Sysctls | Cluster Administration

Overview
Understanding Sysctls
Namespaced Versus Node-Level Sysctls
Safe Versus Unsafe Sysctls
Enabling Unsafe Sysctls
Setting Sysctls for a Pod

Overview

Sysctl settings are exposed via Kubernetes, allowing users to modify certain kernel parameters at runtime for namespaces within a container. Only sysctls that are namespaced can be set independently on pods; if a sysctl is not namespaced (called node-level), it cannot be set within OKD. Moreover, only those sysctls considered safe are whitelisted by default; other unsafe sysctls can be manually enabled on the node to be available to the user.

Understanding Sysctls

In Linux, the sysctl interface allows an administrator to modify kernel parameters at runtime. Parameters are available via the /proc/sys/ virtual process file system. The parameters cover various subsystems such as:

kernel (common prefix: kernel.)
networking (common prefix: net.)
virtual memory (common prefix: vm.)
MDADM (common prefix: dev.)

More subsystems are described in Kernel documentation. To get a list of all parameters, you can run:

$ sudo sysctl -a

Namespaced Versus Node-Level Sysctls

A number of sysctls are namespaced in today’s Linux kernels. This means that they can be set independently for each pod on a node. Being namespaced is a requirement for sysctls to be accessible in a pod context within Kubernetes.

The following sysctls are known to be namespaced:

kernel.shm*
kernel.msg*
kernel.sem
fs.mqueue.*

Additionally, most of the sysctls in the net.* group are known to be namespaced. Their namespace adoption differs based on the kernel version and distributor.

To check which net.* sysctls are namespaced on your system, run the following command:

$ podman run --rm -ti docker.io/fedora \
    /bin/sh -c "dnf install -y findutils && find /proc/sys/ \
    | grep -e /proc/sys/net"

◇ ◇ ◇

> Objectives:
1. Check each statement against the sysctls page. For each one, answer yes or no and quote the words of the page that settle it.
(a) Node-level sysctls can be set within OKD.
(b) Kernel parameters are available through the /proc/sys/ virtual process file system.
(c) Every sysctl in the net.* group is namespaced.
2. Extend the sysctls page past its final command, writing the next part of the page.
The records have nothing to do with this work.

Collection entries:
◇ ◇ ◇

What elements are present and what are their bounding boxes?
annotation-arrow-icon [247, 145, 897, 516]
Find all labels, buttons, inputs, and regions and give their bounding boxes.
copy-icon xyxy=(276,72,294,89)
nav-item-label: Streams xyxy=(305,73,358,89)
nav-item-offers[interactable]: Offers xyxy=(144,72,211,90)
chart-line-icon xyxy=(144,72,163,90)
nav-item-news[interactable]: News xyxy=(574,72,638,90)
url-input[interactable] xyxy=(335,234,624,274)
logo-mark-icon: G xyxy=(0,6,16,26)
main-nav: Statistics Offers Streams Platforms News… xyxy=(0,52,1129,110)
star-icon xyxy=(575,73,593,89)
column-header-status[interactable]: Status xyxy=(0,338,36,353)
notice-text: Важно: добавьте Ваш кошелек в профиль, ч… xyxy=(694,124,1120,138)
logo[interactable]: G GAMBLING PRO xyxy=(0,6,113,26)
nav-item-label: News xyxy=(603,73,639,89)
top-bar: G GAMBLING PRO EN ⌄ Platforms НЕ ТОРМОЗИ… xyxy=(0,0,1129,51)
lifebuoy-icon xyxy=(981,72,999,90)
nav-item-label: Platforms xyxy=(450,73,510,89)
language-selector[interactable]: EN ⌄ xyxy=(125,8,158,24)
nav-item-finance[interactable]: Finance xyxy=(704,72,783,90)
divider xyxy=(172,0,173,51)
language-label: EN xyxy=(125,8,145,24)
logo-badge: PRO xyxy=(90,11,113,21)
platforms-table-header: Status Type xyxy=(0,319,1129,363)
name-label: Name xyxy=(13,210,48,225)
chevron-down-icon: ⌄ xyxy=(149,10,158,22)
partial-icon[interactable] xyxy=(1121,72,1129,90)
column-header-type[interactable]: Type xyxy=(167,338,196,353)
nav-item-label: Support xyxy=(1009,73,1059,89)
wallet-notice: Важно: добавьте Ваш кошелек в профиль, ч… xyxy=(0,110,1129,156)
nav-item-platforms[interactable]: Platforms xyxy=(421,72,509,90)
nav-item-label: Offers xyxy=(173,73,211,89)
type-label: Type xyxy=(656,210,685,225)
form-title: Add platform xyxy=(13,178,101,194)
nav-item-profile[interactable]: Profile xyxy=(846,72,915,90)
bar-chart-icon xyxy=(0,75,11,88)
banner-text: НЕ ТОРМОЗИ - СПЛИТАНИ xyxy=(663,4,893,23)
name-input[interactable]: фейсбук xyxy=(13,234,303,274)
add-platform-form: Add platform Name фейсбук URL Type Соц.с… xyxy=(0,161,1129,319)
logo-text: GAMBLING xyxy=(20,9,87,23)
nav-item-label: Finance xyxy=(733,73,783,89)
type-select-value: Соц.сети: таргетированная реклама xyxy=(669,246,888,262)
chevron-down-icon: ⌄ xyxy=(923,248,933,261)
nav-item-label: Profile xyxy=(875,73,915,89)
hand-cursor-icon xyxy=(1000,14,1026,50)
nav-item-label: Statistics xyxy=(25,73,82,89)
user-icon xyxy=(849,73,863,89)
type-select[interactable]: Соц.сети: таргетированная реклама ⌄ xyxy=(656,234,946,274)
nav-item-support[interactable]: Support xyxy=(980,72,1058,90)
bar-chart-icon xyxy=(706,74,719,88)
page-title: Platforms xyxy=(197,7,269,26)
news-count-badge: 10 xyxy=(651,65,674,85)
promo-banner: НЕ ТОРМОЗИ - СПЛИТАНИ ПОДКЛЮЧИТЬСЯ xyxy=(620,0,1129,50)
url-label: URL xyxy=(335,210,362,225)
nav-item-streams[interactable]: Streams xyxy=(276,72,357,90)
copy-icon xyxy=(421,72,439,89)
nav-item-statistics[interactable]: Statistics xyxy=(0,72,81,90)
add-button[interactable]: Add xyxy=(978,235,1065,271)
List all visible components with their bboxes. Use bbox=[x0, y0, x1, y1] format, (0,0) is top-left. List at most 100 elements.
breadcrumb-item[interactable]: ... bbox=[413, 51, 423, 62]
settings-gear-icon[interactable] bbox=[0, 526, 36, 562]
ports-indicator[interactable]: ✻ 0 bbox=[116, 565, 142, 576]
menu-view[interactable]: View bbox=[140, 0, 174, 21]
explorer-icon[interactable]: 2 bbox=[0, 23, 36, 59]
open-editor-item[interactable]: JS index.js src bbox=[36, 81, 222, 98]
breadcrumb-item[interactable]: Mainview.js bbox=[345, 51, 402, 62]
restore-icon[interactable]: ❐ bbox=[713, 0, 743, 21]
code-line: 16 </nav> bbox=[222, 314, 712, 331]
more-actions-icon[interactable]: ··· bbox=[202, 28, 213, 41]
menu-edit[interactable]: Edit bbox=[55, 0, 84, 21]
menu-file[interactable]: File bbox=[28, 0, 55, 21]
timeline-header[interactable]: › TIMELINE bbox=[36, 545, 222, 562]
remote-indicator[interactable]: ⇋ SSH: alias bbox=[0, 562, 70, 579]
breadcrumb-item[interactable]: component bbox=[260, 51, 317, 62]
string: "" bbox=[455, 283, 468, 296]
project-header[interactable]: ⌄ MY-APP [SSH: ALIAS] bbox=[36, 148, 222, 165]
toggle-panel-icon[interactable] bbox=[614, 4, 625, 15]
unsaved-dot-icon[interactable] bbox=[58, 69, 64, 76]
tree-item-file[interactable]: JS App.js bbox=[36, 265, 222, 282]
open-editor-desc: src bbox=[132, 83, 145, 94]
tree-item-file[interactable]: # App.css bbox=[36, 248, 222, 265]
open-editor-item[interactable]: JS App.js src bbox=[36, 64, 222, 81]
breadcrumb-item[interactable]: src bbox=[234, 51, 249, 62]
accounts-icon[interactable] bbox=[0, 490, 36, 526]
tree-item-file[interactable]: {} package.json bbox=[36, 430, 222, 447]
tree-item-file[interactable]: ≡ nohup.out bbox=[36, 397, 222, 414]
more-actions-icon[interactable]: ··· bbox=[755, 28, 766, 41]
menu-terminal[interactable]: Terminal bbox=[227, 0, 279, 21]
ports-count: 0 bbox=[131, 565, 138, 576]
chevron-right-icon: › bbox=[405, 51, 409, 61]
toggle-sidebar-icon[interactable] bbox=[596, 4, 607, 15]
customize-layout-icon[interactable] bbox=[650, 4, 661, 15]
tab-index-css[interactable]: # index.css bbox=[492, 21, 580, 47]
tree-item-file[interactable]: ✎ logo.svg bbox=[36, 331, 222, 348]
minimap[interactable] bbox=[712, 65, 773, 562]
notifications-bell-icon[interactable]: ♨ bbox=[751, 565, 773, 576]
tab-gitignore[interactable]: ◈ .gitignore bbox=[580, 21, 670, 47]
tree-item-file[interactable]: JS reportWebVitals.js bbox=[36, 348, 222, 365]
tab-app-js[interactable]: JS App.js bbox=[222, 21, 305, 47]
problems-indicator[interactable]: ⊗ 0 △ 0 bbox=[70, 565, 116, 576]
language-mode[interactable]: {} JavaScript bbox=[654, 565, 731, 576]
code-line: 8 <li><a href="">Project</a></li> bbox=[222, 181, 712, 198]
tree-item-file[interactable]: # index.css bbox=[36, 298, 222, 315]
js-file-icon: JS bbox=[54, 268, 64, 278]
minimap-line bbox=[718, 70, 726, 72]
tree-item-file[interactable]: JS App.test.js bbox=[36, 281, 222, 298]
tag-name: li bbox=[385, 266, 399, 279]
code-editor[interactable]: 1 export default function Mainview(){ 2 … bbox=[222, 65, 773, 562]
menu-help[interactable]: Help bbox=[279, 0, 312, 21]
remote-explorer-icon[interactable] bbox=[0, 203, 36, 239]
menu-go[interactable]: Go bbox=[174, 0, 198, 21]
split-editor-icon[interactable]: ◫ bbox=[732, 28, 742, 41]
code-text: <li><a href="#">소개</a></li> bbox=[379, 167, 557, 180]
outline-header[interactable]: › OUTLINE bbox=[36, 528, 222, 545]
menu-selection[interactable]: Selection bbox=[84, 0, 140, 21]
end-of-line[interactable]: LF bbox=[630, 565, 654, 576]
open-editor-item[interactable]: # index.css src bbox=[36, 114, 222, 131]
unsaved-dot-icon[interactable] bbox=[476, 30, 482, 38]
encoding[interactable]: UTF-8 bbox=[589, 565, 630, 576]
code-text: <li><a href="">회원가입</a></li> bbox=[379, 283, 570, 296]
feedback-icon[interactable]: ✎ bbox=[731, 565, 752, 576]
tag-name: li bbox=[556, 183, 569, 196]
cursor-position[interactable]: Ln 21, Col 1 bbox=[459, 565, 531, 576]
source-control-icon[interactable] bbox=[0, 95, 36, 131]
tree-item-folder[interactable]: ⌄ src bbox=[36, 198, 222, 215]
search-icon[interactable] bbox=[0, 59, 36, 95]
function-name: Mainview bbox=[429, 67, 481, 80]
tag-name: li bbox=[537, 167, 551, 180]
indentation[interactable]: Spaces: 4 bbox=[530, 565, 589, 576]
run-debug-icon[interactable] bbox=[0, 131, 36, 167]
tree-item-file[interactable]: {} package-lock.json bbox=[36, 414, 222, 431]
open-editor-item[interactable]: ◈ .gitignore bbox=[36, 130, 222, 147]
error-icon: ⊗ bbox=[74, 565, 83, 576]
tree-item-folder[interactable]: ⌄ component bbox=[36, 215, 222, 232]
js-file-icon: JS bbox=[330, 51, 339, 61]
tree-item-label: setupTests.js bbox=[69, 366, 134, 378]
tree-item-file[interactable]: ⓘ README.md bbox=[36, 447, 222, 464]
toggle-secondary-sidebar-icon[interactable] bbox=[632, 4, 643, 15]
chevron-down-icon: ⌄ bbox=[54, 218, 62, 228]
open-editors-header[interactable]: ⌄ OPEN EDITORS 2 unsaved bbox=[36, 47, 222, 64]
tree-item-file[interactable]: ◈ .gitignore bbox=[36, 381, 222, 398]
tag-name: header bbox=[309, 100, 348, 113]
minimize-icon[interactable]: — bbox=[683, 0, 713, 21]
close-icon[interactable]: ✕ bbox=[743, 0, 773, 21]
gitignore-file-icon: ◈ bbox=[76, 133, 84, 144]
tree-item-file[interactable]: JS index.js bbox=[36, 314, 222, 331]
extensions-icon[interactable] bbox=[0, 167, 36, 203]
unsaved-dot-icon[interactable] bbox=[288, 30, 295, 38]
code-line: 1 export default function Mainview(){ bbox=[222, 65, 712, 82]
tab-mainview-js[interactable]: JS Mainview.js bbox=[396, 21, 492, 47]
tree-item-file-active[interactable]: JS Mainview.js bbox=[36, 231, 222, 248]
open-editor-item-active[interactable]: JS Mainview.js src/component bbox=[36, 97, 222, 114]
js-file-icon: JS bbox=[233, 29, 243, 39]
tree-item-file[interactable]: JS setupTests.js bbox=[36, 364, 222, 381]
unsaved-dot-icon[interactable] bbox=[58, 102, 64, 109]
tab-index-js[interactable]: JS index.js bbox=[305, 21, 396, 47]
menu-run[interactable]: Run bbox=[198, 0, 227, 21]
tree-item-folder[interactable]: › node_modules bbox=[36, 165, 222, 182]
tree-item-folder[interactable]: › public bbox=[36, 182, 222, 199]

◇ ◇ ◇

> Exercise answers:
1.
(a) No: "if a sysctl is not namespaced (called node-level), it cannot be set within OKD."
(b) Yes: "Parameters are available via the /proc/sys/ virtual process file system."
(c) No: "most of the sysctls in the net.* group are known to be namespaced."

2.
Sysctls that are not namespaced are called node-level and must be set manually by the cluster administrator, either by means of the underlying Linux distribution of the nodes (e.g., via /etc/sysctls.conf) or using a DaemonSet with privileged containers.

Consider marking nodes with special sysctls as tainted. Only schedule pods onto them that need those sysctl settings. Use the Kubernetes taints and toleration feature to implement this.

Safe Versus Unsafe Sysctls

Sysctls are grouped into safe and unsafe sysctls. In addition to proper namespacing, a safe sysctl must be properly isolated between pods on the same node. This means that setting a safe sysctl for one pod:

must not have any influence on any other pod on the node,
must not allow to harm the node’s health, and
must not allow to gain CPU or memory resources outside of the resource limits of a pod.

By far, most of the namespaced sysctls are not necessarily considered safe.

Currently, OKD supports, or whitelists, the following sysctls in the safe set:

kernel.shm_rmid_forced
net.ipv4.ip_local_port_range
net.ipv4.tcp_syncookies

This list will be extended in future versions when the kubelet supports better isolation mechanisms.

All safe sysctls are enabled by default. All unsafe sysctls are disabled by default and must be allowed manually by the cluster administrator on a per-node basis. Pods with disabled unsafe sysctls will be scheduled, but will fail to launch.

Due to their nature of being unsafe, the use of unsafe sysctls is at-your-own-risk and can lead to severe problems like wrong behavior of containers, resource shortage, or complete breakage of a node.

Enabling Unsafe Sysctls

With the warning above in mind, the cluster administrator can allow certain unsafe sysctls for very special situations, e.g., high-performance or real-time application tuning.

If you want to use unsafe sysctls, cluster administrators must enable them individually on nodes. Only namespaced sysctls can be enabled this way.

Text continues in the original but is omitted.